> _DATA IN THIS EXERCISE_:
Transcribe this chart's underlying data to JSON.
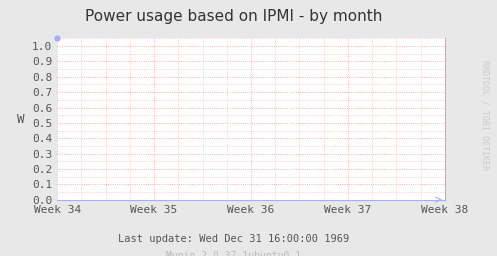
{
  "title": "Power usage based on IPMI - by month",
  "ylabel": "W",
  "xtick_labels": [
    "Week 34",
    "Week 35",
    "Week 36",
    "Week 37",
    "Week 38"
  ],
  "ytick_labels": [
    "0.0",
    "0.1",
    "0.2",
    "0.3",
    "0.4",
    "0.5",
    "0.6",
    "0.7",
    "0.8",
    "0.9",
    "1.0"
  ],
  "ytick_values": [
    0.0,
    0.1,
    0.2,
    0.3,
    0.4,
    0.5,
    0.6,
    0.7,
    0.8,
    0.9,
    1.0
  ],
  "ylim": [
    0.0,
    1.05
  ],
  "background_color": "#e8e8e8",
  "plot_bg_color": "#ffffff",
  "grid_color": "#ff9999",
  "footer_text": "Last update: Wed Dec 31 16:00:00 1969",
  "footer_text2": "Munin 2.0.37-1ubuntu0.1",
  "watermark": "RRDTOOL / TOBI OETIKER",
  "title_fontsize": 11,
  "label_fontsize": 8,
  "tick_fontsize": 8,
  "footer_fontsize": 7.5,
  "watermark_fontsize": 6,
  "axis_line_color": "#aaaaff"
}
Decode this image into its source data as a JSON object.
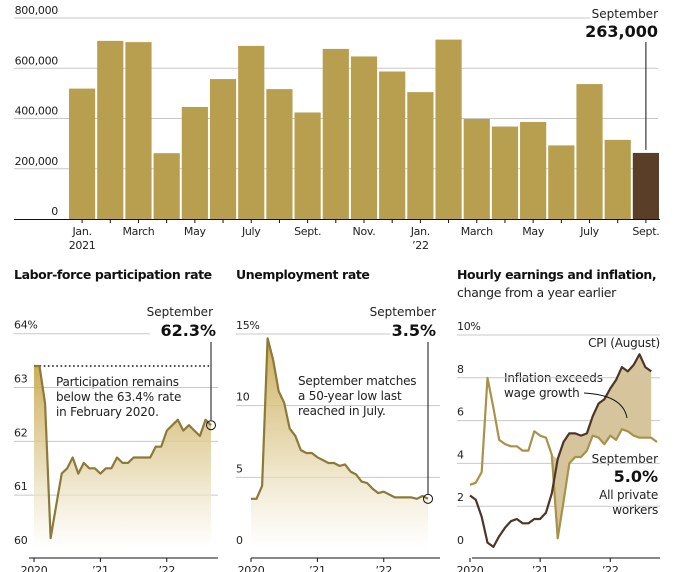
{
  "chart_data": [
    {
      "id": "payrolls",
      "type": "bar",
      "title": "",
      "xlabel": "",
      "ylabel": "",
      "ylim": [
        0,
        800000
      ],
      "yticks": [
        0,
        200000,
        400000,
        600000,
        800000
      ],
      "ytick_labels": [
        "0",
        "200,000",
        "400,000",
        "600,000",
        "800,000"
      ],
      "grid": true,
      "categories": [
        "Jan 2021",
        "Feb 2021",
        "Mar 2021",
        "Apr 2021",
        "May 2021",
        "Jun 2021",
        "Jul 2021",
        "Aug 2021",
        "Sep 2021",
        "Oct 2021",
        "Nov 2021",
        "Dec 2021",
        "Jan 2022",
        "Feb 2022",
        "Mar 2022",
        "Apr 2022",
        "May 2022",
        "Jun 2022",
        "Jul 2022",
        "Aug 2022",
        "Sep 2022"
      ],
      "values": [
        519000,
        709000,
        704000,
        262000,
        446000,
        557000,
        689000,
        517000,
        424000,
        677000,
        647000,
        587000,
        505000,
        714000,
        398000,
        368000,
        386000,
        293000,
        537000,
        315000,
        263000
      ],
      "xtick_labels": [
        {
          "index": 0,
          "line1": "Jan.",
          "line2": "2021"
        },
        {
          "index": 2,
          "line1": "March",
          "line2": ""
        },
        {
          "index": 4,
          "line1": "May",
          "line2": ""
        },
        {
          "index": 6,
          "line1": "July",
          "line2": ""
        },
        {
          "index": 8,
          "line1": "Sept.",
          "line2": ""
        },
        {
          "index": 10,
          "line1": "Nov.",
          "line2": ""
        },
        {
          "index": 12,
          "line1": "Jan.",
          "line2": "’22"
        },
        {
          "index": 14,
          "line1": "March",
          "line2": ""
        },
        {
          "index": 16,
          "line1": "May",
          "line2": ""
        },
        {
          "index": 18,
          "line1": "July",
          "line2": ""
        },
        {
          "index": 20,
          "line1": "Sept.",
          "line2": ""
        }
      ],
      "highlight_index": 20,
      "callout": {
        "label": "September",
        "value": "263,000"
      },
      "colors": {
        "bar": "#b89f4f",
        "highlight": "#5a3e28"
      }
    },
    {
      "id": "participation",
      "type": "area",
      "title": "Labor-force participation rate",
      "ylim": [
        60,
        64
      ],
      "yticks": [
        60,
        61,
        62,
        63,
        64
      ],
      "ytick_labels": [
        "60",
        "61",
        "62",
        "63",
        "64%"
      ],
      "xtick_labels": [
        "2020",
        "’21",
        "’22"
      ],
      "grid": true,
      "x_start": "Jan 2020",
      "x_end": "Sep 2022",
      "values": [
        63.4,
        63.4,
        62.7,
        60.2,
        60.8,
        61.4,
        61.5,
        61.7,
        61.4,
        61.6,
        61.5,
        61.5,
        61.4,
        61.5,
        61.5,
        61.7,
        61.6,
        61.6,
        61.7,
        61.7,
        61.7,
        61.7,
        61.9,
        61.9,
        62.2,
        62.3,
        62.4,
        62.2,
        62.3,
        62.2,
        62.1,
        62.4,
        62.3
      ],
      "reference_line": 63.4,
      "annotation": [
        "Participation remains",
        "below the 63.4% rate",
        "in February 2020."
      ],
      "callout": {
        "label": "September",
        "value": "62.3%"
      },
      "colors": {
        "line": "#8c7a3a",
        "fill_top": "#c9a84f"
      }
    },
    {
      "id": "unemployment",
      "type": "area",
      "title": "Unemployment rate",
      "ylim": [
        0,
        15
      ],
      "yticks": [
        0,
        5,
        10,
        15
      ],
      "ytick_labels": [
        "0",
        "5",
        "10",
        "15%"
      ],
      "xtick_labels": [
        "2020",
        "’21",
        "’22"
      ],
      "grid": true,
      "x_start": "Jan 2020",
      "x_end": "Sep 2022",
      "values": [
        3.5,
        3.5,
        4.4,
        14.7,
        13.2,
        11.0,
        10.2,
        8.4,
        7.9,
        6.9,
        6.7,
        6.7,
        6.4,
        6.2,
        6.0,
        6.0,
        5.8,
        5.9,
        5.4,
        5.2,
        4.7,
        4.6,
        4.2,
        3.9,
        4.0,
        3.8,
        3.6,
        3.6,
        3.6,
        3.6,
        3.5,
        3.7,
        3.5
      ],
      "annotation": [
        "September matches",
        "a 50-year low last",
        "reached in July."
      ],
      "callout": {
        "label": "September",
        "value": "3.5%"
      },
      "colors": {
        "line": "#8c7a3a",
        "fill_top": "#c9a84f"
      }
    },
    {
      "id": "earnings-inflation",
      "type": "line",
      "title": "Hourly earnings and inflation,",
      "subtitle": "change from a year earlier",
      "ylim": [
        0,
        10
      ],
      "yticks": [
        0,
        2,
        4,
        6,
        8,
        10
      ],
      "ytick_labels": [
        "0",
        "2",
        "4",
        "6",
        "8",
        "10%"
      ],
      "xtick_labels": [
        "2020",
        "’21",
        "’22"
      ],
      "grid": true,
      "x_start": "Jan 2020",
      "series": [
        {
          "name": "All private workers",
          "x_end": "Sep 2022",
          "values": [
            3.0,
            3.1,
            3.6,
            8.0,
            6.6,
            5.1,
            4.9,
            4.8,
            4.8,
            4.6,
            4.6,
            5.5,
            5.3,
            5.2,
            4.4,
            0.5,
            2.2,
            4.0,
            4.3,
            4.3,
            4.6,
            5.3,
            5.2,
            4.9,
            5.3,
            5.1,
            5.6,
            5.5,
            5.3,
            5.2,
            5.2,
            5.2,
            5.0
          ],
          "color": "#a8924a"
        },
        {
          "name": "CPI (August)",
          "x_end": "Aug 2022",
          "values": [
            2.5,
            2.3,
            1.5,
            0.3,
            0.1,
            0.6,
            1.0,
            1.3,
            1.4,
            1.2,
            1.2,
            1.4,
            1.4,
            1.7,
            2.6,
            4.2,
            5.0,
            5.4,
            5.4,
            5.3,
            5.4,
            6.2,
            6.8,
            7.0,
            7.5,
            7.9,
            8.5,
            8.3,
            8.6,
            9.1,
            8.5,
            8.3
          ],
          "color": "#4e3626"
        }
      ],
      "shaded_region": "Inflation exceeds wage growth",
      "annotation": [
        "Inflation exceeds",
        "wage growth"
      ],
      "cpi_label": "CPI (August)",
      "callout": {
        "label": "September",
        "value": "5.0%",
        "sub": [
          "All private",
          "workers"
        ]
      },
      "colors": {
        "shade": "#d6c59c"
      }
    }
  ]
}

> _GIVEN TASK_: Make a list of all lines in the data that contain "type".

> _EXERCISE OUTPUT_:
      "type": "bar",
      "type": "area",
      "type": "area",
      "type": "line",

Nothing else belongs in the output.